## What is expected:
Quote verbatim the lines of the items, beginning with the very first line and ending with the line that contains "Text: 4: 4 [211,230,218,240]", including that final line.

§

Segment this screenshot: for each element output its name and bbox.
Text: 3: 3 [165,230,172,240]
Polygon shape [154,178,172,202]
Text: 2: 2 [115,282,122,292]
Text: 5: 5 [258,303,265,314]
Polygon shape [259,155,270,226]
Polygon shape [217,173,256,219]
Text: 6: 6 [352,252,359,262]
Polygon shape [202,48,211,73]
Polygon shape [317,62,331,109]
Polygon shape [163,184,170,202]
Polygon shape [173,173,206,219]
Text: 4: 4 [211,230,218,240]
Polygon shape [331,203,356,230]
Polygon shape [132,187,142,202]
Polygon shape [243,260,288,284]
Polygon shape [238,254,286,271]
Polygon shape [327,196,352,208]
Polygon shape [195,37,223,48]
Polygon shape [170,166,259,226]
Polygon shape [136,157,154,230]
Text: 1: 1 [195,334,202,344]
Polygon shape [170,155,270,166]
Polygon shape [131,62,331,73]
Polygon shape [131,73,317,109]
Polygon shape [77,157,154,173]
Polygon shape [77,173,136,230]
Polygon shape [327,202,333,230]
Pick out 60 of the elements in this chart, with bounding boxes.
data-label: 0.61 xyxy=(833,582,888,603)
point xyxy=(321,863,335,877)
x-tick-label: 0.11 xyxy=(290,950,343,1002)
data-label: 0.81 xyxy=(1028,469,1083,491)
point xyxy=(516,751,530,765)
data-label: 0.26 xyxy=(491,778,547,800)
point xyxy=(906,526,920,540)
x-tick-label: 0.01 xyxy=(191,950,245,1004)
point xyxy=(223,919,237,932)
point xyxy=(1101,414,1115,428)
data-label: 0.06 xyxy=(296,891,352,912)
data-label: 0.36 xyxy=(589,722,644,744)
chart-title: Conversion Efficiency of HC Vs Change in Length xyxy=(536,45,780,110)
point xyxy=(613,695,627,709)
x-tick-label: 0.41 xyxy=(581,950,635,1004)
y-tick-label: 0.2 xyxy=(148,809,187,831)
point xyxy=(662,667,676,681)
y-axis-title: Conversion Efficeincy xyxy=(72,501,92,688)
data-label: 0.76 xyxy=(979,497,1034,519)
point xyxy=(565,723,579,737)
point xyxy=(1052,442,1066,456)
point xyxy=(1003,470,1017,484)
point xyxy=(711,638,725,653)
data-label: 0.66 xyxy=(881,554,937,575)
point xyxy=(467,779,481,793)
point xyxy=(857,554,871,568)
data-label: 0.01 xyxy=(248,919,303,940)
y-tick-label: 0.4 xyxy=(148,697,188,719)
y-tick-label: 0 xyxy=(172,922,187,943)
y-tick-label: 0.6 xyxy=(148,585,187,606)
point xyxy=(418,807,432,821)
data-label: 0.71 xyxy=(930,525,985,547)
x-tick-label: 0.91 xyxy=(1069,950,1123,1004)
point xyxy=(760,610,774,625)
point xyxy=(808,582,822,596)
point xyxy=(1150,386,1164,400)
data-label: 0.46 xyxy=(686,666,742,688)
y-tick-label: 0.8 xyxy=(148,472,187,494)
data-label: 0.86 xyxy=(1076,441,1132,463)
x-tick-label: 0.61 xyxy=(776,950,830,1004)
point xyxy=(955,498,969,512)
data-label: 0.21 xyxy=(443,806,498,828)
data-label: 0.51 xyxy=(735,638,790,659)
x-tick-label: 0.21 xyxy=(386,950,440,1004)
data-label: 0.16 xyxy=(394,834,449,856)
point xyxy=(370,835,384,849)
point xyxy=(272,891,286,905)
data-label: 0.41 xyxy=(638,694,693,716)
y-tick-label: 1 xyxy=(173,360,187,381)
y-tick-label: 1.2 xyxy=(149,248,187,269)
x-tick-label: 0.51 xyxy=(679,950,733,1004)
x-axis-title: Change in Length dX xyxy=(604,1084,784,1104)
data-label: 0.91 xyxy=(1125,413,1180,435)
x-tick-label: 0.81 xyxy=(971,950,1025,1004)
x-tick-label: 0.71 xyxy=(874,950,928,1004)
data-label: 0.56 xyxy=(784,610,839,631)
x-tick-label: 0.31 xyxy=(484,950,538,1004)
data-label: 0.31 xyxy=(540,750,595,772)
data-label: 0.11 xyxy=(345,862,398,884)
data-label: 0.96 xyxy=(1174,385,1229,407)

§

## Answer to this task:
Segment this screenshot: for each element output its name and bbox.
Text: 3: 3 [165,230,172,240]
Polygon shape [154,178,172,202]
Text: 2: 2 [115,282,122,292]
Text: 5: 5 [258,303,265,314]
Polygon shape [259,155,270,226]
Polygon shape [217,173,256,219]
Text: 6: 6 [352,252,359,262]
Polygon shape [202,48,211,73]
Polygon shape [317,62,331,109]
Polygon shape [163,184,170,202]
Polygon shape [173,173,206,219]
Text: 4: 4 [211,230,218,240]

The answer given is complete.